* [What needs to be done]:
Write out each line beneath this one exactly as it reads.

-------------------------

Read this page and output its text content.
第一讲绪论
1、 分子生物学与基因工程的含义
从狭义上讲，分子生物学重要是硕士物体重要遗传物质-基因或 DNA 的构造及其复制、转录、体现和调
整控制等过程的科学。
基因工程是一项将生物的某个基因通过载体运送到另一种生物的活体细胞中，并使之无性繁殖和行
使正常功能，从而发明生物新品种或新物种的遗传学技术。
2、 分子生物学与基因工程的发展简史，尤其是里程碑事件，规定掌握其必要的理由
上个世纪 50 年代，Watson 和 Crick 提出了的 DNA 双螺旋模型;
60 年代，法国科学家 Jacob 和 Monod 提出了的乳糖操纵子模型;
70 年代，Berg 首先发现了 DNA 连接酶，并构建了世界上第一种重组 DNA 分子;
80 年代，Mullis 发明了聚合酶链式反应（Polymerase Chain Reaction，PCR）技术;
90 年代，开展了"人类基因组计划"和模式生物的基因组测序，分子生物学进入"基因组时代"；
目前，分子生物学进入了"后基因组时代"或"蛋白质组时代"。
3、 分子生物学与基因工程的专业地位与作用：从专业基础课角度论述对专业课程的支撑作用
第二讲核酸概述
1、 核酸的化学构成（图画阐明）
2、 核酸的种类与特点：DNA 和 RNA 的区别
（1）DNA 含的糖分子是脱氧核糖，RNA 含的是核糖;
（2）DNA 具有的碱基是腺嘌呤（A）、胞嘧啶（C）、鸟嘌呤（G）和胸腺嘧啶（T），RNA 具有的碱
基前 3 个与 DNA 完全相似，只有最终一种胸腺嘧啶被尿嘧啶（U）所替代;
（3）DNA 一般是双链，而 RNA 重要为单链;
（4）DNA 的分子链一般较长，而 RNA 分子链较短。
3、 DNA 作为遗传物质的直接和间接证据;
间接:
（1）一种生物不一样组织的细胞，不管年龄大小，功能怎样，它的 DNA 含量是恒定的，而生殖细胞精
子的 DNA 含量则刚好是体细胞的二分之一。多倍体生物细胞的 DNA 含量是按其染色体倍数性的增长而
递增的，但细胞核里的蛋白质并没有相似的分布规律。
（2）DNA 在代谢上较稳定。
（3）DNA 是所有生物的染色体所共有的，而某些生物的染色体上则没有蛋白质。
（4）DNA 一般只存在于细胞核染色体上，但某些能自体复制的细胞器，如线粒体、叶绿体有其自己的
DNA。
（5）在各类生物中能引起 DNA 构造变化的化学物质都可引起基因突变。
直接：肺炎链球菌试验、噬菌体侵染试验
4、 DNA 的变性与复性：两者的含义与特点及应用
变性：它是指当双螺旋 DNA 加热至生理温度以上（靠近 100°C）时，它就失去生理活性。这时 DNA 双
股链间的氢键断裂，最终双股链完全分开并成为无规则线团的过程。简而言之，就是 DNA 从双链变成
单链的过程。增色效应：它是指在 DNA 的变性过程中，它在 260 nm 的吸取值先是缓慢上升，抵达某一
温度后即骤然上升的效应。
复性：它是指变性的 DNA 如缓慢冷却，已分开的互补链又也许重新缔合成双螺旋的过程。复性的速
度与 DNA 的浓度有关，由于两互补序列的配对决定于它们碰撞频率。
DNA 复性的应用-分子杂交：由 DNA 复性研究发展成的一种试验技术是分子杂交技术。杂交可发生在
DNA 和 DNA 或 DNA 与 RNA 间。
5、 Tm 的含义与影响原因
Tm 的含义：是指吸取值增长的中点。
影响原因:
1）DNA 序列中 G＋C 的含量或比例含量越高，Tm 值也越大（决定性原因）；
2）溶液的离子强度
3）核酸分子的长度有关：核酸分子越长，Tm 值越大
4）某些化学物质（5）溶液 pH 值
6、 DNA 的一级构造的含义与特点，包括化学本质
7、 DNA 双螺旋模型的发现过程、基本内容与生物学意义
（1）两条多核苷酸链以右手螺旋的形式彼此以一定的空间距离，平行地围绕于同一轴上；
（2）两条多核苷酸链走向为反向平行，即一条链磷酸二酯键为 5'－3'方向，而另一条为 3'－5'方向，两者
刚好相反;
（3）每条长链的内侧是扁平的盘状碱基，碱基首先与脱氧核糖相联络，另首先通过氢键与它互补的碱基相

-------------------------

* [Output for this task]:
Read this page and output its text content.
第一讲绪论
1、 分子生物学与基因工程的含义
从狭义上讲，分子生物学重要是硕士物体重要遗传物质-基因或 DNA 的构造及其复制、转录、体现和调
整控制等过程的科学。
基因工程是一项将生物的某个基因通过载体运送到另一种生物的活体细胞中，并使之无性繁殖和行
使正常功能，从而发明生物新品种或新物种的遗传学技术。
2、 分子生物学与基因工程的发展简史，尤其是里程碑事件，规定掌握其必要的理由
上个世纪 50 年代，Watson 和 Crick 提出了的 DNA 双螺旋模型;
60 年代，法国科学家 Jacob 和 Monod 提出了的乳糖操纵子模型;
70 年代，Berg 首先发现了 DNA 连接酶，并构建了世界上第一种重组 DNA 分子;
80 年代，Mullis 发明了聚合酶链式反应（Polymerase Chain Reaction，PCR）技术;
90 年代，开展了"人类基因组计划"和模式生物的基因组测序，分子生物学进入"基因组时代"；
目前，分子生物学进入了"后基因组时代"或"蛋白质组时代"。
3、 分子生物学与基因工程的专业地位与作用：从专业基础课角度论述对专业课程的支撑作用
第二讲核酸概述
1、 核酸的化学构成（图画阐明）
2、 核酸的种类与特点：DNA 和 RNA 的区别
（1）DNA 含的糖分子是脱氧核糖，RNA 含的是核糖;
（2）DNA 具有的碱基是腺嘌呤（A）、胞嘧啶（C）、鸟嘌呤（G）和胸腺嘧啶（T），RNA 具有的碱
基前 3 个与 DNA 完全相似，只有最终一种胸腺嘧啶被尿嘧啶（U）所替代;
（3）DNA 一般是双链，而 RNA 重要为单链;
（4）DNA 的分子链一般较长，而 RNA 分子链较短。
3、 DNA 作为遗传物质的直接和间接证据;
间接:
（1）一种生物不一样组织的细胞，不管年龄大小，功能怎样，它的 DNA 含量是恒定的，而生殖细胞精
子的 DNA 含量则刚好是体细胞的二分之一。多倍体生物细胞的 DNA 含量是按其染色体倍数性的增长而
递增的，但细胞核里的蛋白质并没有相似的分布规律。
（2）DNA 在代谢上较稳定。
（3）DNA 是所有生物的染色体所共有的，而某些生物的染色体上则没有蛋白质。
（4）DNA 一般只存在于细胞核染色体上，但某些能自体复制的细胞器，如线粒体、叶绿体有其自己的
DNA。
（5）在各类生物中能引起 DNA 构造变化的化学物质都可引起基因突变。
直接：肺炎链球菌试验、噬菌体侵染试验
4、 DNA 的变性与复性：两者的含义与特点及应用
变性：它是指当双螺旋 DNA 加热至生理温度以上（靠近 100°C）时，它就失去生理活性。这时 DNA 双
股链间的氢键断裂，最终双股链完全分开并成为无规则线团的过程。简而言之，就是 DNA 从双链变成
单链的过程。增色效应：它是指在 DNA 的变性过程中，它在 260 nm 的吸取值先是缓慢上升，抵达某一
温度后即骤然上升的效应。
复性：它是指变性的 DNA 如缓慢冷却，已分开的互补链又也许重新缔合成双螺旋的过程。复性的速
度与 DNA 的浓度有关，由于两互补序列的配对决定于它们碰撞频率。
DNA 复性的应用-分子杂交：由 DNA 复性研究发展成的一种试验技术是分子杂交技术。杂交可发生在
DNA 和 DNA 或 DNA 与 RNA 间。
5、 Tm 的含义与影响原因
Tm 的含义：是指吸取值增长的中点。
影响原因:
1）DNA 序列中 G＋C 的含量或比例含量越高，Tm 值也越大（决定性原因）；
2）溶液的离子强度
3）核酸分子的长度有关：核酸分子越长，Tm 值越大
4）某些化学物质（5）溶液 pH 值
6、 DNA 的一级构造的含义与特点，包括化学本质
7、 DNA 双螺旋模型的发现过程、基本内容与生物学意义
（1）两条多核苷酸链以右手螺旋的形式彼此以一定的空间距离，平行地围绕于同一轴上；
（2）两条多核苷酸链走向为反向平行，即一条链磷酸二酯键为 5'－3'方向，而另一条为 3'－5'方向，两者
刚好相反;
（3）每条长链的内侧是扁平的盘状碱基，碱基首先与脱氧核糖相联络，另首先通过氢键与它互补的碱基相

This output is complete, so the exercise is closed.